A block of data
----
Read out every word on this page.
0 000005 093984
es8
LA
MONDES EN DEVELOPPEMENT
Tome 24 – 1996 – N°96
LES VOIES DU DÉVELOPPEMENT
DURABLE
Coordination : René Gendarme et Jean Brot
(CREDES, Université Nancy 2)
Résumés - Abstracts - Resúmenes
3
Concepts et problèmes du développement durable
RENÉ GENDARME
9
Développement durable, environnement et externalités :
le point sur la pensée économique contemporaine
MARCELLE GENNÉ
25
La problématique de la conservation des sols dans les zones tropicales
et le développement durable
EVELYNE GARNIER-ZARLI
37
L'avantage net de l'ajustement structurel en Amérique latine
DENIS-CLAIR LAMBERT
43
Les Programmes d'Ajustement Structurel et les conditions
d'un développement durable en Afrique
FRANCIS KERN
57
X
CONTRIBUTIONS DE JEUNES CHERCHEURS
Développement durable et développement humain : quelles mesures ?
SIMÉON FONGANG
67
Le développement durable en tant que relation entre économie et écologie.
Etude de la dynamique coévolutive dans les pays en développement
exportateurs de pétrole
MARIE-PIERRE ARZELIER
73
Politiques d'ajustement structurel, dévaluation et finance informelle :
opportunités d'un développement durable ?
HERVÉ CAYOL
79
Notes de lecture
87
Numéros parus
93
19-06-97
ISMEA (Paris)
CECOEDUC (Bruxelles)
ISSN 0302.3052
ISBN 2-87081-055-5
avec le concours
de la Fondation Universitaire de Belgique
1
----
### Exercise requirements:
Write every record out again, unaltered.

### Answer for the task:
Read out every word on this page.
0 000005 093984
es8
LA
MONDES EN DEVELOPPEMENT
Tome 24 – 1996 – N°96
LES VOIES DU DÉVELOPPEMENT
DURABLE
Coordination : René Gendarme et Jean Brot
(CREDES, Université Nancy 2)
Résumés - Abstracts - Resúmenes
3
Concepts et problèmes du développement durable
RENÉ GENDARME
9
Développement durable, environnement et externalités :
le point sur la pensée économique contemporaine
MARCELLE GENNÉ
25
La problématique de la conservation des sols dans les zones tropicales
et le développement durable
EVELYNE GARNIER-ZARLI
37
L'avantage net de l'ajustement structurel en Amérique latine
DENIS-CLAIR LAMBERT
43
Les Programmes d'Ajustement Structurel et les conditions
d'un développement durable en Afrique
FRANCIS KERN
57
X
CONTRIBUTIONS DE JEUNES CHERCHEURS
Développement durable et développement humain : quelles mesures ?
SIMÉON FONGANG
67
Le développement durable en tant que relation entre économie et écologie.
Etude de la dynamique coévolutive dans les pays en développement
exportateurs de pétrole
MARIE-PIERRE ARZELIER
73
Politiques d'ajustement structurel, dévaluation et finance informelle :
opportunités d'un développement durable ?
HERVÉ CAYOL
79
Notes de lecture
87
Numéros parus
93
19-06-97
ISMEA (Paris)
CECOEDUC (Bruxelles)
ISSN 0302.3052
ISBN 2-87081-055-5
avec le concours
de la Fondation Universitaire de Belgique
1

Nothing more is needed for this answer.